Exercise aim: Restate the records below word for word, and omit the images they hold.

Provided data:
** Begin **

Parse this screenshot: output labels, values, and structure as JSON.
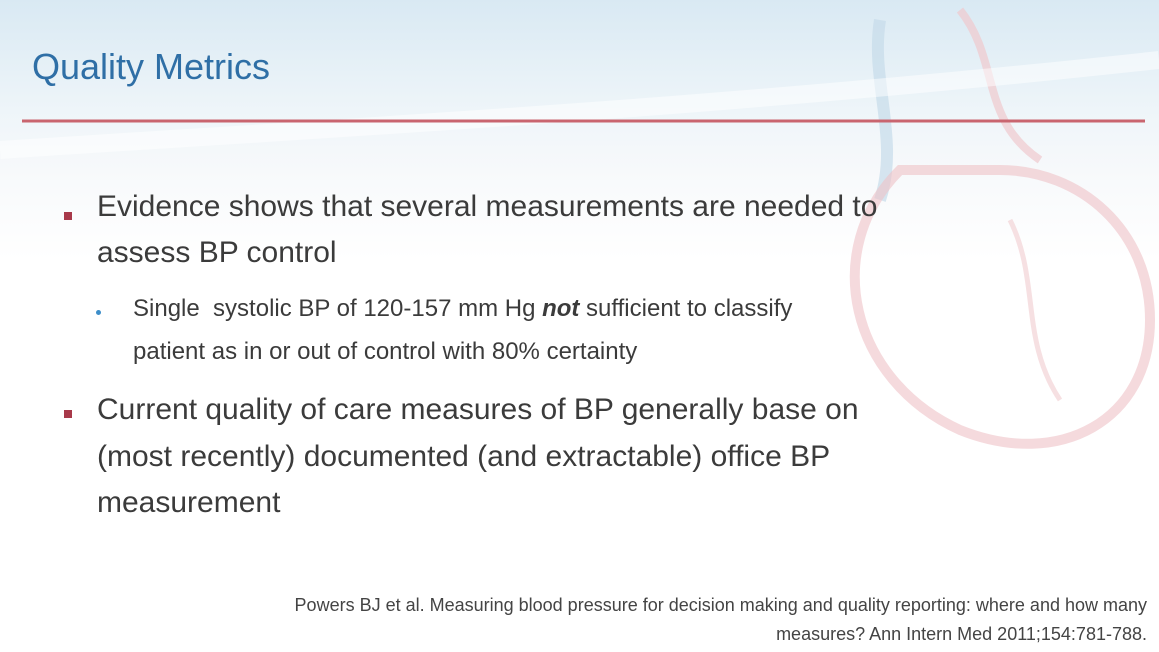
{
  "title": "Quality Metrics",
  "bullets": [
    {
      "lines": [
        "Evidence shows that several measurements are needed to",
        "assess BP control"
      ],
      "sub": [
        {
          "lines": [
            [
              "Single  systolic BP of 120-157 mm Hg ",
              "not",
              " sufficient to classify"
            ],
            [
              "patient as in or out of control with 80% certainty"
            ]
          ]
        }
      ]
    },
    {
      "lines": [
        "Current quality of care measures of BP generally base on",
        "(most recently) documented (and extractable) office BP",
        "measurement"
      ]
    }
  ],
  "citation": {
    "lines": [
      "Powers BJ et al. Measuring blood pressure for decision making and quality reporting: where and how many",
      "measures? Ann Intern Med 2011;154:781-788."
    ]
  }
}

** End **

Completed exercise:
Parse this screenshot: output labels, values, and structure as JSON.
{
  "title": "Quality Metrics",
  "bullets": [
    {
      "lines": [
        "Evidence shows that several measurements are needed to",
        "assess BP control"
      ],
      "sub": [
        {
          "lines": [
            [
              "Single  systolic BP of 120-157 mm Hg ",
              "not",
              " sufficient to classify"
            ],
            [
              "patient as in or out of control with 80% certainty"
            ]
          ]
        }
      ]
    },
    {
      "lines": [
        "Current quality of care measures of BP generally base on",
        "(most recently) documented (and extractable) office BP",
        "measurement"
      ]
    }
  ],
  "citation": {
    "lines": [
      "Powers BJ et al. Measuring blood pressure for decision making and quality reporting: where and how many",
      "measures? Ann Intern Med 2011;154:781-788."
    ]
  }
}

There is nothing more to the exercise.